◆ **Exercise prompt**
Repeat the material below exactly, with no pictures.
* begin *
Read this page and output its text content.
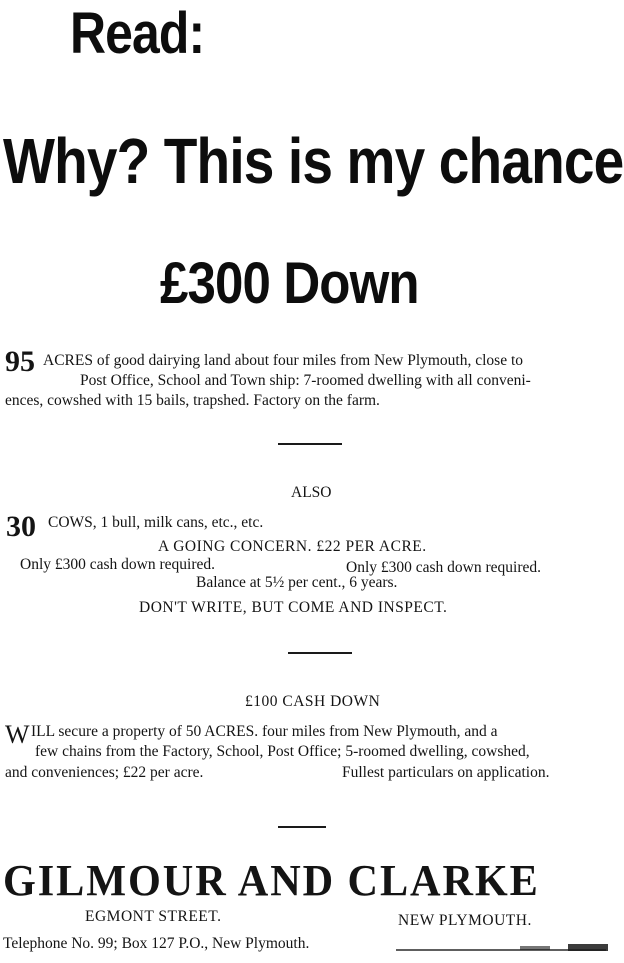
Read:
Why? This is my chance
£300 Down
95 ACRES of good dairying land about four miles from New Plymouth, close to
Post Office, School and Town ship: 7-roomed dwelling with all conveni-
ences, cowshed with 15 bails, trapshed. Factory on the farm.
ALSO
30 COWS, 1 bull, milk cans, etc., etc.
A GOING CONCERN. £22 PER ACRE.
Only £300 cash down required.	Only £300 cash down required.
Balance at 5½ per cent., 6 years.
DON'T WRITE, BUT COME AND INSPECT.
£100 CASH DOWN
W ILL secure a property of 50 ACRES. four miles from New Plymouth, and a
few chains from the Factory, School, Post Office; 5-roomed dwelling, cowshed,
and conveniences; £22 per acre.	Fullest particulars on application.
GILMOUR AND CLARKE
EGMONT STREET.	NEW PLYMOUTH.
Telephone No. 99; Box 127 P.O., New Plymouth.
* end *
◆ **Task solution**
Read this page and output its text content.
Read:
Why? This is my chance
£300 Down
95 ACRES of good dairying land about four miles from New Plymouth, close to
Post Office, School and Town ship: 7-roomed dwelling with all conveni-
ences, cowshed with 15 bails, trapshed. Factory on the farm.
ALSO
30 COWS, 1 bull, milk cans, etc., etc.
A GOING CONCERN. £22 PER ACRE.
Only £300 cash down required.	Only £300 cash down required.
Balance at 5½ per cent., 6 years.
DON'T WRITE, BUT COME AND INSPECT.
£100 CASH DOWN
W ILL secure a property of 50 ACRES. four miles from New Plymouth, and a
few chains from the Factory, School, Post Office; 5-roomed dwelling, cowshed,
and conveniences; £22 per acre.	Fullest particulars on application.
GILMOUR AND CLARKE
EGMONT STREET.	NEW PLYMOUTH.
Telephone No. 99; Box 127 P.O., New Plymouth.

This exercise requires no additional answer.